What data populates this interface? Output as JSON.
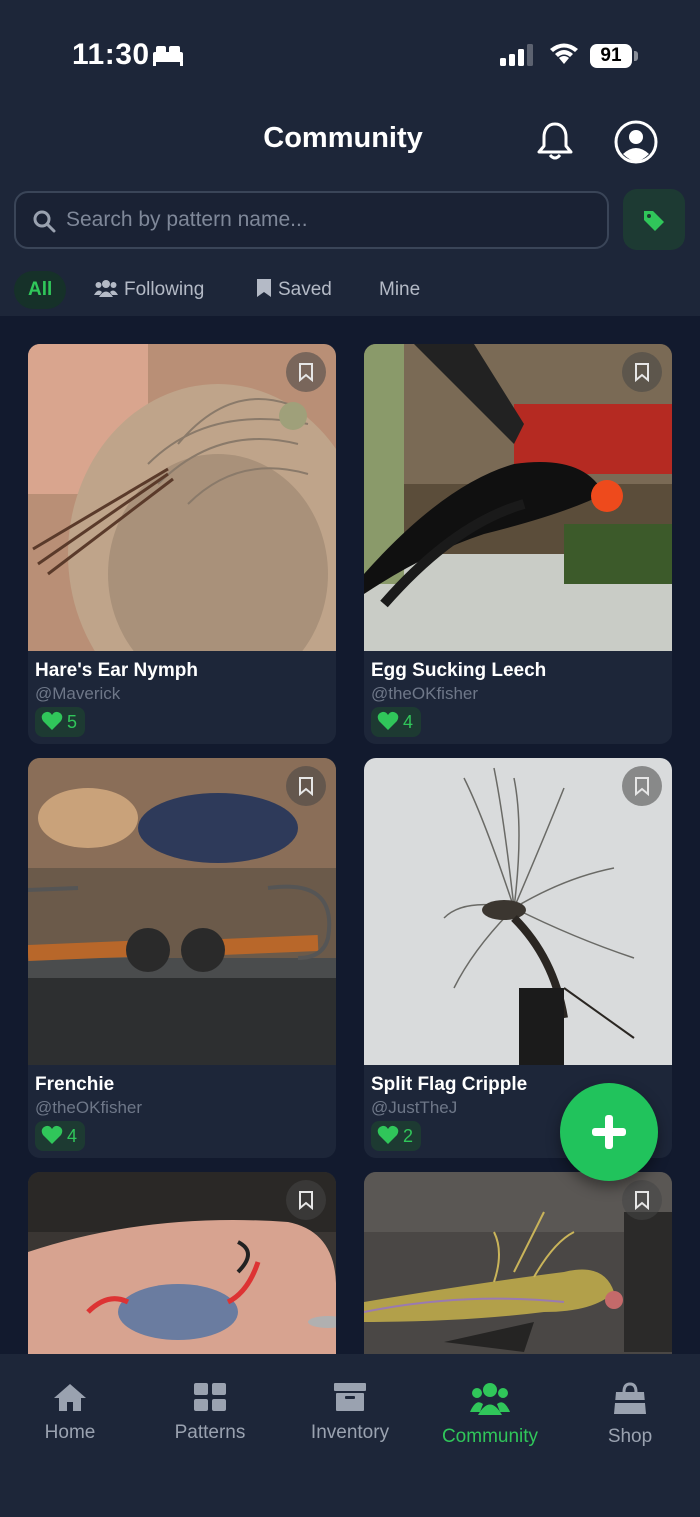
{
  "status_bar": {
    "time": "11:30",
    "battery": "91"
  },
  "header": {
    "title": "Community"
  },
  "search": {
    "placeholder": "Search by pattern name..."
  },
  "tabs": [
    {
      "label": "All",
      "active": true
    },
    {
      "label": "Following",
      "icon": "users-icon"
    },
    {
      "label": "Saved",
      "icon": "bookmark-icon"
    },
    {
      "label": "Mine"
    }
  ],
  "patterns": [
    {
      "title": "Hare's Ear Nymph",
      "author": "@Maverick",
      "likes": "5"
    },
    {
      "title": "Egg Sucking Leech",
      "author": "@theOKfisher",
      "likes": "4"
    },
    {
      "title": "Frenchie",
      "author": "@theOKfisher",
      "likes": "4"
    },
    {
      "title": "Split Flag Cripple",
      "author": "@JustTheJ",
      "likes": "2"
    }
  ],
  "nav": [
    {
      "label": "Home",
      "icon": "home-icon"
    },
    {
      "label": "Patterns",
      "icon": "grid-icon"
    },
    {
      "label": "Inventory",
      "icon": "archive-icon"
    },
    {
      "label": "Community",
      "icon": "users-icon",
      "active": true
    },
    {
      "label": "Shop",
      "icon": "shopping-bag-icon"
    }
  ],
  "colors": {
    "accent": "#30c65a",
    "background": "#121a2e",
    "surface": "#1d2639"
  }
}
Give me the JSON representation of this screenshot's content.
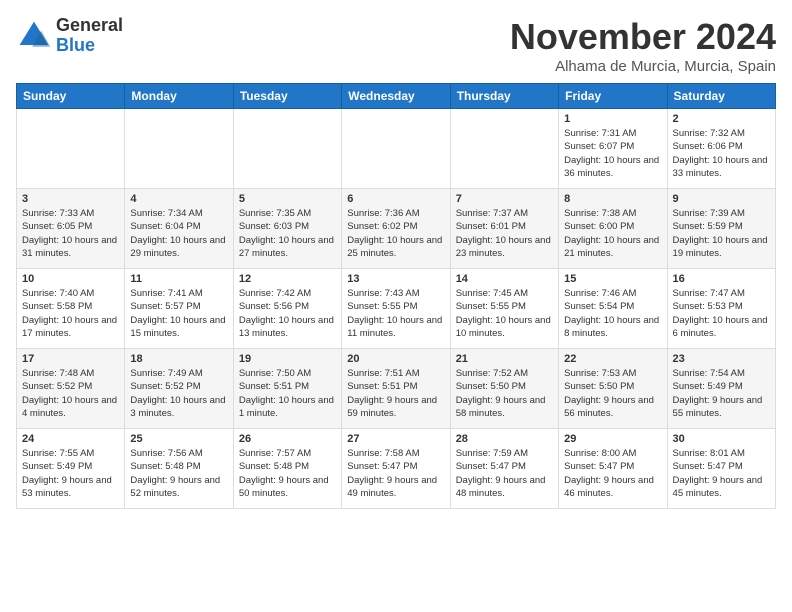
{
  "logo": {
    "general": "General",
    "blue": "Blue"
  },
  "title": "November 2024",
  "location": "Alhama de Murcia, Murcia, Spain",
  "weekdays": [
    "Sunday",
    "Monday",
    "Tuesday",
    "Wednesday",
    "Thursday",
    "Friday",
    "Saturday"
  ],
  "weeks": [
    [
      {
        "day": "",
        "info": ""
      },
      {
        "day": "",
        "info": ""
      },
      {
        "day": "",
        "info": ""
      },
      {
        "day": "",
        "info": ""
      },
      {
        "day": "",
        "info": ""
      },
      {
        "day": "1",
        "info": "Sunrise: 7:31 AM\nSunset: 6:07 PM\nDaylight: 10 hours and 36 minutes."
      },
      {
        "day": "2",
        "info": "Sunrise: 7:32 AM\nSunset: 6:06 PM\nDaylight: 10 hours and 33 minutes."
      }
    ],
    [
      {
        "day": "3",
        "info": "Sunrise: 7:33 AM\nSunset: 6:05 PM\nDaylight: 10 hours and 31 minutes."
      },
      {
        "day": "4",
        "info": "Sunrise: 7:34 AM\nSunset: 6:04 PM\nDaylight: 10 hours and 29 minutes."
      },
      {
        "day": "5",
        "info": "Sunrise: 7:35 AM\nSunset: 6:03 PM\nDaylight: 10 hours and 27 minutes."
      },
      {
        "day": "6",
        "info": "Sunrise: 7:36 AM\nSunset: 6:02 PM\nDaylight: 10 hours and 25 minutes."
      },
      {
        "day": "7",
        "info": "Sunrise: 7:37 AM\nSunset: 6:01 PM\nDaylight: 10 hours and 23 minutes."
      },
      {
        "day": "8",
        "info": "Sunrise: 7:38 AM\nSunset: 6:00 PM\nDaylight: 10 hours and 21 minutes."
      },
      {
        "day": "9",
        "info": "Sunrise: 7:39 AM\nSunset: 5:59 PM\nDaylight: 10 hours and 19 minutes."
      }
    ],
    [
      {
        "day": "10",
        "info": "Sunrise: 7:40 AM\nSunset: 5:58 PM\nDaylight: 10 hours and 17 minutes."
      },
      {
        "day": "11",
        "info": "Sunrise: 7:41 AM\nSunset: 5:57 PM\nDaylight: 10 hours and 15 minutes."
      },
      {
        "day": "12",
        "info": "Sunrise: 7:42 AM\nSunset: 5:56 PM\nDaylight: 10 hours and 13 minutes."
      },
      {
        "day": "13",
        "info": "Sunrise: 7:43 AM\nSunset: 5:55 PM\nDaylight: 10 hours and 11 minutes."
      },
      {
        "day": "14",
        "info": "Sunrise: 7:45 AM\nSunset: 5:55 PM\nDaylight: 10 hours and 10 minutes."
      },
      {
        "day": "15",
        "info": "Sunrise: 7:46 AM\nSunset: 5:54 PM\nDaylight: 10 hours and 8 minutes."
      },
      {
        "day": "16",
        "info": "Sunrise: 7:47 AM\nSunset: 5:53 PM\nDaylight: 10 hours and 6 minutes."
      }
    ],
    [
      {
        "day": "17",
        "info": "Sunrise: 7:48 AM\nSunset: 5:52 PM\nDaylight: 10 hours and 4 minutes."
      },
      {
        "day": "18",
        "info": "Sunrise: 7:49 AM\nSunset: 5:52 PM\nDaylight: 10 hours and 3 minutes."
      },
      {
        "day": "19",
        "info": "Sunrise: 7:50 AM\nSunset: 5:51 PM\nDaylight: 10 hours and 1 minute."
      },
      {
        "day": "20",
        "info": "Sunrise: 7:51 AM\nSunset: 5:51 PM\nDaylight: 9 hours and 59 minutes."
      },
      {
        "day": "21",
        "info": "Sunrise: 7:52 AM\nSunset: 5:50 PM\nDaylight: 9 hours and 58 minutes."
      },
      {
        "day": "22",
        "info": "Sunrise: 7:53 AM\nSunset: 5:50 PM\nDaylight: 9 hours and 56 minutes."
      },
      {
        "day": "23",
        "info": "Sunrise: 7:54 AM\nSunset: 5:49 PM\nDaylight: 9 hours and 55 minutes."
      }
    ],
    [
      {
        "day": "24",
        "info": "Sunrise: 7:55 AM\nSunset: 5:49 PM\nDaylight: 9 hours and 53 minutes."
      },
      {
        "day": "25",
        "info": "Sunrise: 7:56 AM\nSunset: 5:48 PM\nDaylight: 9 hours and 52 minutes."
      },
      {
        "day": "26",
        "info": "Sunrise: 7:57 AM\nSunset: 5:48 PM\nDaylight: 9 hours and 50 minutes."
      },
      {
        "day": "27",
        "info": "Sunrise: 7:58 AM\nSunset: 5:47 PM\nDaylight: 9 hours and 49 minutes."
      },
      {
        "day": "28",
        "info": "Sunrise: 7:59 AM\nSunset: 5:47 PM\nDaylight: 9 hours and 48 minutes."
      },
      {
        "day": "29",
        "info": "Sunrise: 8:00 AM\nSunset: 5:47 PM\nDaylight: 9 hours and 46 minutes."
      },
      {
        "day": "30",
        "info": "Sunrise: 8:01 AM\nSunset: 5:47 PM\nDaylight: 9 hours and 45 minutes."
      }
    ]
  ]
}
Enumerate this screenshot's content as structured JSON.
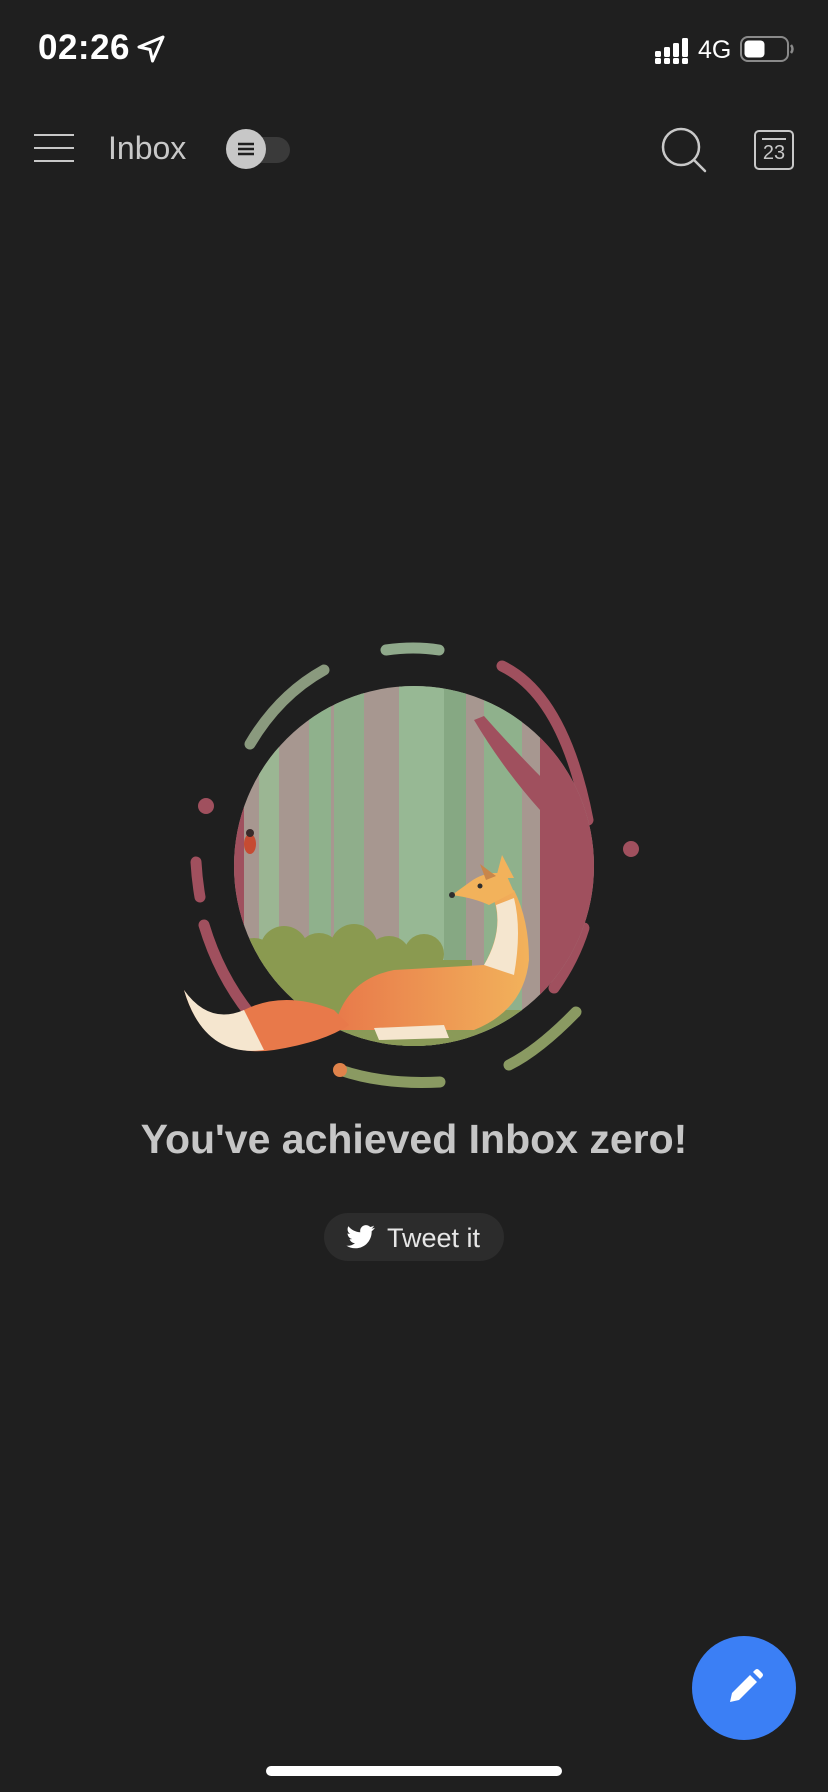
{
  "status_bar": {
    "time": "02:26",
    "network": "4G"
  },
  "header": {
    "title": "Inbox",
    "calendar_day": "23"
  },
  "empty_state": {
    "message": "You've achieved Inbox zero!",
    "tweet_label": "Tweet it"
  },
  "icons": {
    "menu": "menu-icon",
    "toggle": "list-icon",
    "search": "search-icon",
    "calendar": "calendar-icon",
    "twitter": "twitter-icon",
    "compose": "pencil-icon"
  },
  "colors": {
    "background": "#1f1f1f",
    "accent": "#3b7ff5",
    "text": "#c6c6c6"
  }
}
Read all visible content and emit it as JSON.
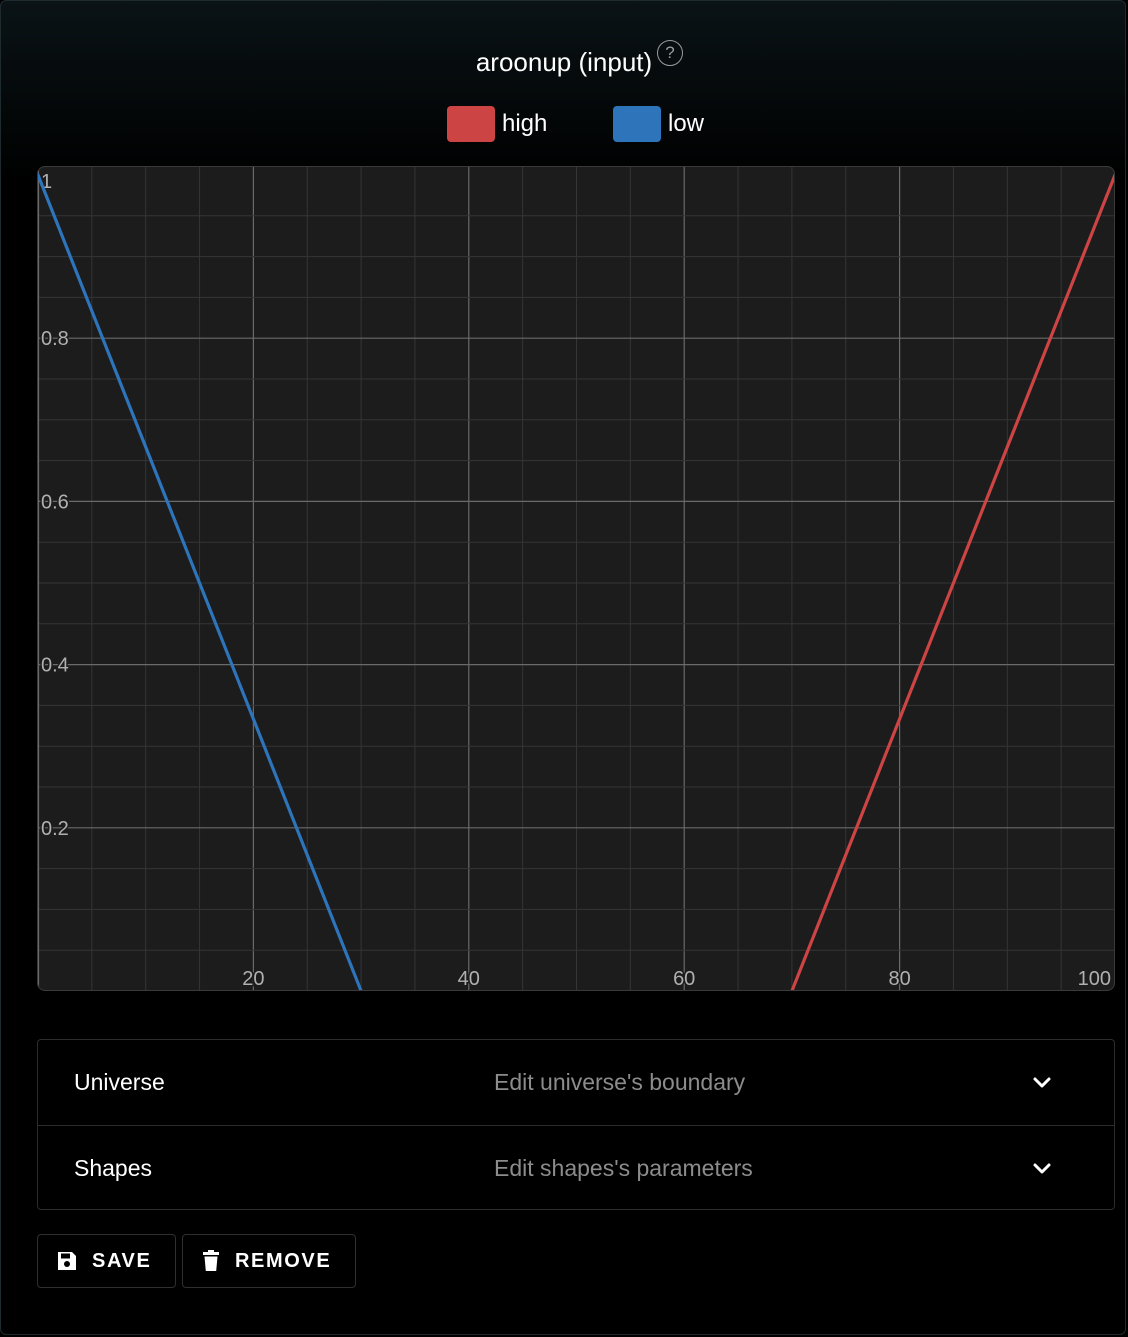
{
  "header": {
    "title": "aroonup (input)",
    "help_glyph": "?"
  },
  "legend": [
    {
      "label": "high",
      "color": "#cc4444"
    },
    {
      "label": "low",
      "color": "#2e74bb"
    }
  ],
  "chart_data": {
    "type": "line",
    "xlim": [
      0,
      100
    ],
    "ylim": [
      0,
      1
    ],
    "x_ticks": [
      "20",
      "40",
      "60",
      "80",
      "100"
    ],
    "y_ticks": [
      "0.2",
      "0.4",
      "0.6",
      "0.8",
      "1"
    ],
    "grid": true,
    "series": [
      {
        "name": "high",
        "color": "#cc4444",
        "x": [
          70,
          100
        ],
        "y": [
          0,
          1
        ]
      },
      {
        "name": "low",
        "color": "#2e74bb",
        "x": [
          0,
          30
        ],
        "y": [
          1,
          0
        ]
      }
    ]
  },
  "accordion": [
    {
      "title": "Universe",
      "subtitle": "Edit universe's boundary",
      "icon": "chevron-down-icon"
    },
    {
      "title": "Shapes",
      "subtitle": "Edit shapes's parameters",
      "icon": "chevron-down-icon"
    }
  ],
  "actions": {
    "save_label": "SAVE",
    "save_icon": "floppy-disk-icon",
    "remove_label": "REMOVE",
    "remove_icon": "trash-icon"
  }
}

Exercise: Wherever the word "subtitle" occurs in a line of the listing, copy that line.

Exercise answer:
      "subtitle": "Edit universe's boundary",
      "subtitle": "Edit shapes's parameters",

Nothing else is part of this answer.